## Do this
Search the material for the word "Configurações" and copy each line that holds it.

○ ○ ○ ○ ○ ○ ○

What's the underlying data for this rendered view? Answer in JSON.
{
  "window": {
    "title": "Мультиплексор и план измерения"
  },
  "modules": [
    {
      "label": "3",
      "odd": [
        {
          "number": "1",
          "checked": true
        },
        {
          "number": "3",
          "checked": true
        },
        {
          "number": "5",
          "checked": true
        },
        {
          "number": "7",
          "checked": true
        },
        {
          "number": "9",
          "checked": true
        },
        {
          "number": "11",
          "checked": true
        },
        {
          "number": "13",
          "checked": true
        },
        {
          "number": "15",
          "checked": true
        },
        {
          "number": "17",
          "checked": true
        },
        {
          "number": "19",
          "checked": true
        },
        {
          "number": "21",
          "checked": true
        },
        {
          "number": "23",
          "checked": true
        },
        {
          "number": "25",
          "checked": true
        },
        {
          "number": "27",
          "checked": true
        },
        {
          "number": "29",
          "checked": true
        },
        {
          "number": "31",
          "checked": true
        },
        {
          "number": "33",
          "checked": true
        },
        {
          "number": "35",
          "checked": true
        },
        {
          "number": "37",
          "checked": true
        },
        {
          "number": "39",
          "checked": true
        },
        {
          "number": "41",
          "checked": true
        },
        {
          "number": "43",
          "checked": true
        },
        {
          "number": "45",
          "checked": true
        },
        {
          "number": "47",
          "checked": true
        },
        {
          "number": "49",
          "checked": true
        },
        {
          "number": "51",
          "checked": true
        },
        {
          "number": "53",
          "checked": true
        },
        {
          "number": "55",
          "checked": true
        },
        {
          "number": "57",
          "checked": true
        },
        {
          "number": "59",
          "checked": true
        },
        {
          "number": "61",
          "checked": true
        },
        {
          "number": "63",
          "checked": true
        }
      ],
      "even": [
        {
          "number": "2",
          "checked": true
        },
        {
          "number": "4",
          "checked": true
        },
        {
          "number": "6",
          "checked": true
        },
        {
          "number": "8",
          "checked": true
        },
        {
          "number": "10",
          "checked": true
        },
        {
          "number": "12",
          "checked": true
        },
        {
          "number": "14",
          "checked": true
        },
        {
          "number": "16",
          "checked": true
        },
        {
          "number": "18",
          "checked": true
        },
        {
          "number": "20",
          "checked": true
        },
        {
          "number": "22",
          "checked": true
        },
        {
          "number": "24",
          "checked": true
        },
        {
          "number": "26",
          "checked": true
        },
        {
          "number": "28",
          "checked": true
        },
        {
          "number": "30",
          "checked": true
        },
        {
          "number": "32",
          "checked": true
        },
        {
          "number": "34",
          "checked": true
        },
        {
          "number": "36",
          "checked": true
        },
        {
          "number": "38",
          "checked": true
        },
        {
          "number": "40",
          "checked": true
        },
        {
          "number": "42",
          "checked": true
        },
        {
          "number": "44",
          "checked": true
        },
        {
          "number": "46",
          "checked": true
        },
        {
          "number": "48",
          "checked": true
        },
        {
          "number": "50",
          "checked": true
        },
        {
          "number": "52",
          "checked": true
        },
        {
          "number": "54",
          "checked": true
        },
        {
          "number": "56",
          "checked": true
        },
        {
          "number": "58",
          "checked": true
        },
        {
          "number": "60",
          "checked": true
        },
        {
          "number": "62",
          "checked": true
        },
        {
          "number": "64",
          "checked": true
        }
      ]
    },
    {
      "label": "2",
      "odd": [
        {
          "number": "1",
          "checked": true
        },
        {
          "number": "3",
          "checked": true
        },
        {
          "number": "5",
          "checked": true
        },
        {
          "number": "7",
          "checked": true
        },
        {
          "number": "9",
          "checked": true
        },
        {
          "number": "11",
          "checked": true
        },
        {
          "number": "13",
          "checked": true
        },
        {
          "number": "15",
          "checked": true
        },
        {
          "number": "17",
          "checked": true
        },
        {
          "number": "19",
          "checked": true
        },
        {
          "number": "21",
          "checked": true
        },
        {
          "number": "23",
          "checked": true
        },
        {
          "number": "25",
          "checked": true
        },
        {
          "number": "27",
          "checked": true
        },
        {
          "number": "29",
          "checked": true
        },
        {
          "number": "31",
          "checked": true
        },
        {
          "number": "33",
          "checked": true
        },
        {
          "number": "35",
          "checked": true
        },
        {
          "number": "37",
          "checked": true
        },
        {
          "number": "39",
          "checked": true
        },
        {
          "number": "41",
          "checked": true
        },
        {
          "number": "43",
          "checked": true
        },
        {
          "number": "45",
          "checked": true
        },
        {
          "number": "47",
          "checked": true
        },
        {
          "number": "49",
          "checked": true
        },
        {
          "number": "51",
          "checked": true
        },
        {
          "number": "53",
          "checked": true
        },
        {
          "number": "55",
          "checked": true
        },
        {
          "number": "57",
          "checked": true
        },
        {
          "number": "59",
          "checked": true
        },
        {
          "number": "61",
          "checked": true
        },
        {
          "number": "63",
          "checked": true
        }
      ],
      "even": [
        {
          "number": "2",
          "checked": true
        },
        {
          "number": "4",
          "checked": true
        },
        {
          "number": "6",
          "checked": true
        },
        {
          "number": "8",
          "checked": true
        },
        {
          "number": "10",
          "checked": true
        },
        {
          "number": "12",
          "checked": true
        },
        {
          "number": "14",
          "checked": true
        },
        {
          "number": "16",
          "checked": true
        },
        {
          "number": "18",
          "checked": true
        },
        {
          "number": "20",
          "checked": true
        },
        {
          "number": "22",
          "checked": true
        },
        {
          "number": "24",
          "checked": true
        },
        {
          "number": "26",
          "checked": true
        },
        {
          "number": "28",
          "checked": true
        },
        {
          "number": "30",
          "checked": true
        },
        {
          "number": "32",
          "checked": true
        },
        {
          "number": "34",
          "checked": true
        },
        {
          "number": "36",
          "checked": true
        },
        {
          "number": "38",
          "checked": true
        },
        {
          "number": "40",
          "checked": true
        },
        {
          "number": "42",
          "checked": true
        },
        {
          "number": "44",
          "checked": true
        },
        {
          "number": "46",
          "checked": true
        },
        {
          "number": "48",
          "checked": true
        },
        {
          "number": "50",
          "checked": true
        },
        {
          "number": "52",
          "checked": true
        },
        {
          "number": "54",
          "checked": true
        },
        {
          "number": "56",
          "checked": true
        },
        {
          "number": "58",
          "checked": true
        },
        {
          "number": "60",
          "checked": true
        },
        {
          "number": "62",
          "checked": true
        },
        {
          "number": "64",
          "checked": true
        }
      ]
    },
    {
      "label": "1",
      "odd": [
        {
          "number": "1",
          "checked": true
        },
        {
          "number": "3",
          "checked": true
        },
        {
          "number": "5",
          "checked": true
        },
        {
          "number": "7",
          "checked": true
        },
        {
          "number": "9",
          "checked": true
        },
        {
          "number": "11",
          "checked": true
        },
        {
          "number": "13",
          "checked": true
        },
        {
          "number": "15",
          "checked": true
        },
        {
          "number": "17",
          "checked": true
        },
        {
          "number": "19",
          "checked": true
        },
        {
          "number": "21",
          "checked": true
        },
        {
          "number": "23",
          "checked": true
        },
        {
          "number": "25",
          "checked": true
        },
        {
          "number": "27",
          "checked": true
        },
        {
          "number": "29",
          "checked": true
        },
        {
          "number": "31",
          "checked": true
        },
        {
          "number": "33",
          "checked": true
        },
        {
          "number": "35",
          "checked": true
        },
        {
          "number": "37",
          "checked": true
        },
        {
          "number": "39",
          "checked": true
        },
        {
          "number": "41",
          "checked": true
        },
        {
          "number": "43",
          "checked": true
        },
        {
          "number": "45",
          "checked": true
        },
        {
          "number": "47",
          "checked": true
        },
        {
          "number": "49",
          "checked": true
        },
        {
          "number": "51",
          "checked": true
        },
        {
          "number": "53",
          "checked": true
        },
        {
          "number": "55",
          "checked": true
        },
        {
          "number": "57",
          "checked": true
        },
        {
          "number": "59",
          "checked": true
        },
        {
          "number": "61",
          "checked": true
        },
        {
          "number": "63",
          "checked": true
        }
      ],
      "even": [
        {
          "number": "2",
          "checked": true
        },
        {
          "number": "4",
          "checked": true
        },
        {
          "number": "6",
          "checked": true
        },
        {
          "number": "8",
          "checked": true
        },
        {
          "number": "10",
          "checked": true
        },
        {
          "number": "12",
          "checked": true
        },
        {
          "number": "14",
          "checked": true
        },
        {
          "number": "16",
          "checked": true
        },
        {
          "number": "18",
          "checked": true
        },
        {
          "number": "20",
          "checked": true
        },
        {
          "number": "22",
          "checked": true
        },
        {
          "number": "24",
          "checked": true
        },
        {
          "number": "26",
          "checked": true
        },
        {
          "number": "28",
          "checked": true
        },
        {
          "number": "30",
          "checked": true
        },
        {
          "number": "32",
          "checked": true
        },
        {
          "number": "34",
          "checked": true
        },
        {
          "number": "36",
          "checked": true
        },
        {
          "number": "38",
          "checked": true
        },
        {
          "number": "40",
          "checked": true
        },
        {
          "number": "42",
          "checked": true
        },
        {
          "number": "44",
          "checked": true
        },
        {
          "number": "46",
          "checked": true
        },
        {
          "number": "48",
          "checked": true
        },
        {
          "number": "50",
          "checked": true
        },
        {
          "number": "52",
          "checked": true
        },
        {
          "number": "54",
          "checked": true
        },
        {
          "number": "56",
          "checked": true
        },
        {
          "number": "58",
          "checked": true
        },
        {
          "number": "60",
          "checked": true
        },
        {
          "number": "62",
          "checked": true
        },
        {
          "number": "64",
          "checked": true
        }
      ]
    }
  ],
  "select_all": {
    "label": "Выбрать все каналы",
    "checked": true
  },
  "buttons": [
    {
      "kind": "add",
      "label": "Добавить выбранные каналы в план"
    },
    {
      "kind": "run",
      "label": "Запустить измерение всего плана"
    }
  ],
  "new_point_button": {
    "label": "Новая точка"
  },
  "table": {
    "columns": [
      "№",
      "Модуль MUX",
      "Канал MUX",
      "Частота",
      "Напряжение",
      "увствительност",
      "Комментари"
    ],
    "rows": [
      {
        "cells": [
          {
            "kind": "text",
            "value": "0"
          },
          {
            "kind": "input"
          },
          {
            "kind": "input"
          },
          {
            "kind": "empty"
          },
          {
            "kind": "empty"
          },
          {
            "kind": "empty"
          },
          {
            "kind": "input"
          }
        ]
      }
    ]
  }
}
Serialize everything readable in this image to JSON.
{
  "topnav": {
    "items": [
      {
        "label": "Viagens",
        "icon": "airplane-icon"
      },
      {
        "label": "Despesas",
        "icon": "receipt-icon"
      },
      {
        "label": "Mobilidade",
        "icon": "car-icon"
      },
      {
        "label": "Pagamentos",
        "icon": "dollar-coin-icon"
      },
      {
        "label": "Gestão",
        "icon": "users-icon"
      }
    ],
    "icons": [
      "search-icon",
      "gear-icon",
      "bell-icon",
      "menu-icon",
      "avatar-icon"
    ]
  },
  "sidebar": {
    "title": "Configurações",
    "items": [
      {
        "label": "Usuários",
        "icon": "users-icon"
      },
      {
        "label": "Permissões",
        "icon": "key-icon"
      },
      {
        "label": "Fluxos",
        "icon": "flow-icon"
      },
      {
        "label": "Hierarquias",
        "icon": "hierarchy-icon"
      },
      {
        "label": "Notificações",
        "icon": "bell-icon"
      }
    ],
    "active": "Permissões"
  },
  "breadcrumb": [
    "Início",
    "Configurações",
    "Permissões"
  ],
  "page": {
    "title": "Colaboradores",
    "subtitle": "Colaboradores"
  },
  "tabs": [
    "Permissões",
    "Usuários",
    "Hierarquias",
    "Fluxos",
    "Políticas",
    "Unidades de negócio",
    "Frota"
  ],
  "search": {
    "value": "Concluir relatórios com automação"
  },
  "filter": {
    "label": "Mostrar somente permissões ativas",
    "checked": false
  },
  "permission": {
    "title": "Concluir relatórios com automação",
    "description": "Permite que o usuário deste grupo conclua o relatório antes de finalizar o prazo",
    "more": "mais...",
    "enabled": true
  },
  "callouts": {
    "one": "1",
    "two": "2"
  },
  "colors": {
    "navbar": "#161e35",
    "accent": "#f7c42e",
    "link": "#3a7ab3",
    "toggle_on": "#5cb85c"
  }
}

○ ○ ○ ○ ○ ○ ○

## Result below
    "title": "Configurações",
    "Configurações",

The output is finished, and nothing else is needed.